Tally the lines in the data that follows that include the word "about", and report nothing but the total.

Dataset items

▬▬▬

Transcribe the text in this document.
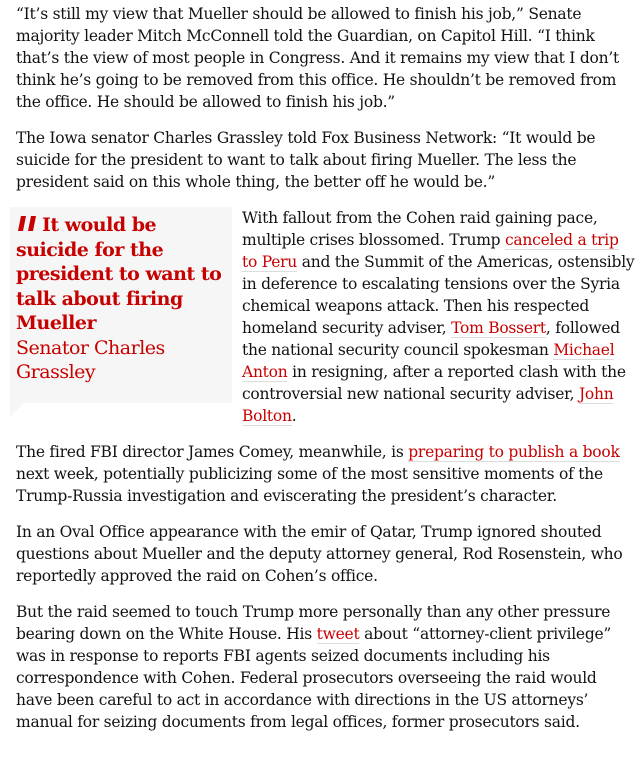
“It’s still my view that Mueller should be allowed to finish his job,” Senate majority leader Mitch McConnell told the Guardian, on Capitol Hill. “I think that’s the view of most people in Congress. And it remains my view that I don’t think he’s going to be removed from this office. He shouldn’t be removed from the office. He should be allowed to finish his job.”

The Iowa senator Charles Grassley told Fox Business Network: “It would be suicide for the president to want to talk about firing Mueller. The less the president said on this whole thing, the better off he would be.”

It would be suicide for the president to want to talk about firing Mueller
Senator Charles Grassley

With fallout from the Cohen raid gaining pace, multiple crises blossomed. Trump canceled a trip to Peru and the Summit of the Americas, ostensibly in deference to escalating tensions over the Syria chemical weapons attack. Then his respected homeland security adviser, Tom Bossert, followed the national security council spokesman Michael Anton in resigning, after a reported clash with the controversial new national security adviser, John Bolton.

The fired FBI director James Comey, meanwhile, is preparing to publish a book next week, potentially publicizing some of the most sensitive moments of the Trump-Russia investigation and eviscerating the president’s character.

In an Oval Office appearance with the emir of Qatar, Trump ignored shouted questions about Mueller and the deputy attorney general, Rod Rosenstein, who reportedly approved the raid on Cohen’s office.

But the raid seemed to touch Trump more personally than any other pressure bearing down on the White House. His tweet about “attorney-client privilege” was in response to reports FBI agents seized documents including his correspondence with Cohen. Federal prosecutors overseeing the raid would have been careful to act in accordance with directions in the US attorneys’ manual for seizing documents from legal offices, former prosecutors said.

▬▬▬

:: RESPONSE ::
4